>> Begin Given data

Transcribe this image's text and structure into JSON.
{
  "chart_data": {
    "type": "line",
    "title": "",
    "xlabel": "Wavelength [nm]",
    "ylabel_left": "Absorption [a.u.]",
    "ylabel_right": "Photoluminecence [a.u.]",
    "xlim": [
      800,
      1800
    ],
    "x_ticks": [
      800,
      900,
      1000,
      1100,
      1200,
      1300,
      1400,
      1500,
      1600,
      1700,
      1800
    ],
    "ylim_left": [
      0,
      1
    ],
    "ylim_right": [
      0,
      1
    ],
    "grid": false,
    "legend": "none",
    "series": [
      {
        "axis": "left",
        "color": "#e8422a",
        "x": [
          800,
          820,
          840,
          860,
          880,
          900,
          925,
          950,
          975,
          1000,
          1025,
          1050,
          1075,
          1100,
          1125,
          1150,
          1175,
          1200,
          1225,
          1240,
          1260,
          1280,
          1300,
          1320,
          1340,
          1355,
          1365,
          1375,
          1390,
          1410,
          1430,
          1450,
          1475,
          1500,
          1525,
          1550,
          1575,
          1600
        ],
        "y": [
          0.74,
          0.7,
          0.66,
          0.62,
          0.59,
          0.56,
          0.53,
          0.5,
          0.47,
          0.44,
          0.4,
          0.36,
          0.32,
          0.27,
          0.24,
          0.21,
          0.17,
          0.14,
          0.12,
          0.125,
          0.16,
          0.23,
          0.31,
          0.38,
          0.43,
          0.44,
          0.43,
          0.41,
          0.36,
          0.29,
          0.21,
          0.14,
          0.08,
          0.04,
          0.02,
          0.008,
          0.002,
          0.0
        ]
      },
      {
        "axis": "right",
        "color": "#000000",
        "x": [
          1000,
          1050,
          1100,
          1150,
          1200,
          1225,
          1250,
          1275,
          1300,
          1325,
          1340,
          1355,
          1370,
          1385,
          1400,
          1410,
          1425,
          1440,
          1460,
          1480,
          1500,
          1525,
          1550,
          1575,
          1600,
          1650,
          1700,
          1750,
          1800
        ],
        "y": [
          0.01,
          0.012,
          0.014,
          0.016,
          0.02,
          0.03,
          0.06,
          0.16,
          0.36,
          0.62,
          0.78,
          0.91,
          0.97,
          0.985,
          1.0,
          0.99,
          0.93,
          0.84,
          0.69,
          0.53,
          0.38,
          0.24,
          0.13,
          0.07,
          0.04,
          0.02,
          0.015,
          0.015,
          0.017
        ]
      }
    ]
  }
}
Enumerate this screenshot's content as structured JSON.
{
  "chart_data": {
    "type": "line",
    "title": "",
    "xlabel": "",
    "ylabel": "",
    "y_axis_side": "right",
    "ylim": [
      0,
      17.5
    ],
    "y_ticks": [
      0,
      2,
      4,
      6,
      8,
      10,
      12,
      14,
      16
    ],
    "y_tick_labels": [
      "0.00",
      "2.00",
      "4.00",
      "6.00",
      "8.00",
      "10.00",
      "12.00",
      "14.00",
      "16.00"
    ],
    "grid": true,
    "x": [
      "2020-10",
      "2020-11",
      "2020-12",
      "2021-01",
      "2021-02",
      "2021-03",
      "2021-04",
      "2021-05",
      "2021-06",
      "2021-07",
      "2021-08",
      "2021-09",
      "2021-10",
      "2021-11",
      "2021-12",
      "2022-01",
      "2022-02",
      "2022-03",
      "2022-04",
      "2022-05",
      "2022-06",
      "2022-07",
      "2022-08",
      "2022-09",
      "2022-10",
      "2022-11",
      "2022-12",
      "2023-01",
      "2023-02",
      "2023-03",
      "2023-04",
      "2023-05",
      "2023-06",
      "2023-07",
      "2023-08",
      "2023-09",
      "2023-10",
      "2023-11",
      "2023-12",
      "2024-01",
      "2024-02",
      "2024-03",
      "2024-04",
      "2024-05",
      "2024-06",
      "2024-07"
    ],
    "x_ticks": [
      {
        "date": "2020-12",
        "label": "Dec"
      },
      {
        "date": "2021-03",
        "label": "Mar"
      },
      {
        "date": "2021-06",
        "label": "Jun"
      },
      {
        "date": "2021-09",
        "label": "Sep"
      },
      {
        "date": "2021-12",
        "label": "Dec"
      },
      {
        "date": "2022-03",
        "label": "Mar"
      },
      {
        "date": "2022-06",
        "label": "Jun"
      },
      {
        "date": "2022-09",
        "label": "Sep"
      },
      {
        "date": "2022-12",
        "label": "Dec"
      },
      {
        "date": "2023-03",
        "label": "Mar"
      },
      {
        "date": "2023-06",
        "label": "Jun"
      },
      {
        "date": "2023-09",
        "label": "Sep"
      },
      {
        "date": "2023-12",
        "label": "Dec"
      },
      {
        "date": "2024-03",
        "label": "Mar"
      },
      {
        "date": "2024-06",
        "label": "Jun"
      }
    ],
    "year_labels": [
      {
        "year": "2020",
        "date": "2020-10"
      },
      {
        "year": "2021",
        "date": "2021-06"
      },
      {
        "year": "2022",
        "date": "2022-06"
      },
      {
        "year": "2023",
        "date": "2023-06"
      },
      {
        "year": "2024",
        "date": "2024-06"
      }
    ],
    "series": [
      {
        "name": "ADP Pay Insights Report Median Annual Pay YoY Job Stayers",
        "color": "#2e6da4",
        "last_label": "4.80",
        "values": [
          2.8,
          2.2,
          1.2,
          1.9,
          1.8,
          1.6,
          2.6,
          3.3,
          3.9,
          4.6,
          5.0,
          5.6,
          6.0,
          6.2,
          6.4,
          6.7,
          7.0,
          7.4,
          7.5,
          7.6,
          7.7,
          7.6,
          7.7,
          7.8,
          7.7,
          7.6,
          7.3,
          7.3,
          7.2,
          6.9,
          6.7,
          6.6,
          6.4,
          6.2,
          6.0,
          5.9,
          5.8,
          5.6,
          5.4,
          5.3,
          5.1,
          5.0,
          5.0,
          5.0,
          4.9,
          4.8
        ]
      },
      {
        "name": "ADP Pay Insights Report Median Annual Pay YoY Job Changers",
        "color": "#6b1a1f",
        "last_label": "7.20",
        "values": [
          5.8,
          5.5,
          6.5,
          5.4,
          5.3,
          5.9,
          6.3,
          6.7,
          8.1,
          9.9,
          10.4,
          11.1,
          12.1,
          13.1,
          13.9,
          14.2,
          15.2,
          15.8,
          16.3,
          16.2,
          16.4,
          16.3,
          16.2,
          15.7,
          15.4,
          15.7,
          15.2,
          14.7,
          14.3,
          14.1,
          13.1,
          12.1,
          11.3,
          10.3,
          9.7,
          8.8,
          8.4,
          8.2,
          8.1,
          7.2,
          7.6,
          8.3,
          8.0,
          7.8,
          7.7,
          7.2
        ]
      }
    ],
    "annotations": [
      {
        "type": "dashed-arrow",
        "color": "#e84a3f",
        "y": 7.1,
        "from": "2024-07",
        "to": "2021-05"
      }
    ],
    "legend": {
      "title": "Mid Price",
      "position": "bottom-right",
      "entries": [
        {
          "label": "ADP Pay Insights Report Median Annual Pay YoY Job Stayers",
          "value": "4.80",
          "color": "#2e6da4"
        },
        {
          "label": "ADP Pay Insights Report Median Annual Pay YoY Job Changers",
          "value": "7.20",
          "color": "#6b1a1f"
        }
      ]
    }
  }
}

>> End Given data

## Instruction
Count how many lines of the listing above include "Changers" and report that number alone.

## Worked answer
2